What lines of the data include the string "label"? Copy them all.
** Start Data to use **
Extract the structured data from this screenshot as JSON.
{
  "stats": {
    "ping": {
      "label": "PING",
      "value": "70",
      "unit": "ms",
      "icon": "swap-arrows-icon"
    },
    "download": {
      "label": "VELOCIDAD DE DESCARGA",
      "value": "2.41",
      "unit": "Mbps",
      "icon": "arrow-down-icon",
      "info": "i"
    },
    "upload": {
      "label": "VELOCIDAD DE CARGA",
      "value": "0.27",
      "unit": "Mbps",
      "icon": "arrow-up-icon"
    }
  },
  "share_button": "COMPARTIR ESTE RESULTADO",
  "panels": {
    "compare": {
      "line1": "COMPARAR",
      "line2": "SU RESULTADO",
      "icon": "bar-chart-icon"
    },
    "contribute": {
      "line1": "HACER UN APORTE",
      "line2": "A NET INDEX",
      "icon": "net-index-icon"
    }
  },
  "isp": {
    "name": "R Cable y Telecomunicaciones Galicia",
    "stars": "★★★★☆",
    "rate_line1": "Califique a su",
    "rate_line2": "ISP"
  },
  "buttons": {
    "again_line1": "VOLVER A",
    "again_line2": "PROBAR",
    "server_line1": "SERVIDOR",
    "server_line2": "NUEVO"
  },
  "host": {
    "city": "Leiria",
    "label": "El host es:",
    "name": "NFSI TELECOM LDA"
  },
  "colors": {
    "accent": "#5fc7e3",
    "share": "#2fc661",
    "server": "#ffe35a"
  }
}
** End Data to use **
- **Answer to the problem**
      "label": "PING",
      "label": "VELOCIDAD DE DESCARGA",
      "label": "VELOCIDAD DE CARGA",
    "label": "El host es:",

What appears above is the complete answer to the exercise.